▶ **WHAT THIS TASK INVOLVES**:
Copy out every one of the records below exactly, line for line, without changing anything.

▶ **DATA LISTING**:

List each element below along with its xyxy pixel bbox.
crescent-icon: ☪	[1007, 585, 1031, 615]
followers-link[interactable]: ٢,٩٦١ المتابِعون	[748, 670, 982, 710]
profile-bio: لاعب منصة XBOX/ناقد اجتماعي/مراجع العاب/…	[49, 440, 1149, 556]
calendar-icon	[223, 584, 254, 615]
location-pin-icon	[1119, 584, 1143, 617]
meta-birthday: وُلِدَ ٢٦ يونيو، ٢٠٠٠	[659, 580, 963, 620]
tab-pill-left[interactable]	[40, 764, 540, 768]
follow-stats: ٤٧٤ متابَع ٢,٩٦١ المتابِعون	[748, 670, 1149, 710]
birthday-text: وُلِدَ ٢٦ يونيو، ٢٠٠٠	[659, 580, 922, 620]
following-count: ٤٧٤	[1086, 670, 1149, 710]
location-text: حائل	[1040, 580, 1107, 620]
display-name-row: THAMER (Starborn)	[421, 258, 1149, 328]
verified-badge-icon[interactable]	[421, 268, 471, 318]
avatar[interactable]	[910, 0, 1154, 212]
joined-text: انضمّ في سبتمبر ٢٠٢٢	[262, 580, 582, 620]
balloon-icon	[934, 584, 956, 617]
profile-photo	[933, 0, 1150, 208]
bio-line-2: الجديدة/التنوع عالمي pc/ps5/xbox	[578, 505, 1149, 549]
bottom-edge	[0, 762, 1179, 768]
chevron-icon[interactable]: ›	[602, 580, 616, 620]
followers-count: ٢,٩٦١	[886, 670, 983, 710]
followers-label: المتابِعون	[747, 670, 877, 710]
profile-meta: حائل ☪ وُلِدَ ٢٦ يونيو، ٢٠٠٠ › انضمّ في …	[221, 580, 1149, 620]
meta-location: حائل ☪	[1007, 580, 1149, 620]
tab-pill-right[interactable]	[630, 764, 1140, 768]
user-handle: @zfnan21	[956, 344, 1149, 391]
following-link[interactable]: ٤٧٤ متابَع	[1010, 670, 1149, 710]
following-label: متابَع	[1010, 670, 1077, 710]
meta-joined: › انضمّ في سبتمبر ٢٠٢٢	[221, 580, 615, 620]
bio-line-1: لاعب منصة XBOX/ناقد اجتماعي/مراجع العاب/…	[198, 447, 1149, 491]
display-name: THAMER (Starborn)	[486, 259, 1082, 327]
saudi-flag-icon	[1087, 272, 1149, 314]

▶ **RIGHT ANSWER**:
List each element below along with its xyxy pixel bbox.
crescent-icon: ☪	[1007, 585, 1031, 615]
followers-link[interactable]: ٢,٩٦١ المتابِعون	[748, 670, 982, 710]
profile-bio: لاعب منصة XBOX/ناقد اجتماعي/مراجع العاب/…	[49, 440, 1149, 556]
calendar-icon	[223, 584, 254, 615]
location-pin-icon	[1119, 584, 1143, 617]
meta-birthday: وُلِدَ ٢٦ يونيو، ٢٠٠٠	[659, 580, 963, 620]
tab-pill-left[interactable]	[40, 764, 540, 768]
follow-stats: ٤٧٤ متابَع ٢,٩٦١ المتابِعون	[748, 670, 1149, 710]
birthday-text: وُلِدَ ٢٦ يونيو، ٢٠٠٠	[659, 580, 922, 620]
following-count: ٤٧٤	[1086, 670, 1149, 710]
location-text: حائل	[1040, 580, 1107, 620]
display-name-row: THAMER (Starborn)	[421, 258, 1149, 328]
verified-badge-icon[interactable]	[421, 268, 471, 318]
avatar[interactable]	[910, 0, 1154, 212]
joined-text: انضمّ في سبتمبر ٢٠٢٢	[262, 580, 582, 620]
balloon-icon	[934, 584, 956, 617]
profile-photo	[933, 0, 1150, 208]
bio-line-2: الجديدة/التنوع عالمي pc/ps5/xbox	[578, 505, 1149, 549]
bottom-edge	[0, 762, 1179, 768]
chevron-icon[interactable]: ›	[602, 580, 616, 620]
followers-count: ٢,٩٦١	[886, 670, 983, 710]
followers-label: المتابِعون	[747, 670, 877, 710]
profile-meta: حائل ☪ وُلِدَ ٢٦ يونيو، ٢٠٠٠ › انضمّ في …	[221, 580, 1149, 620]
meta-location: حائل ☪	[1007, 580, 1149, 620]
tab-pill-right[interactable]	[630, 764, 1140, 768]
user-handle: @zfnan21	[956, 344, 1149, 391]
following-link[interactable]: ٤٧٤ متابَع	[1010, 670, 1149, 710]
following-label: متابَع	[1010, 670, 1077, 710]
meta-joined: › انضمّ في سبتمبر ٢٠٢٢	[221, 580, 615, 620]
bio-line-1: لاعب منصة XBOX/ناقد اجتماعي/مراجع العاب/…	[198, 447, 1149, 491]
display-name: THAMER (Starborn)	[486, 259, 1082, 327]
saudi-flag-icon	[1087, 272, 1149, 314]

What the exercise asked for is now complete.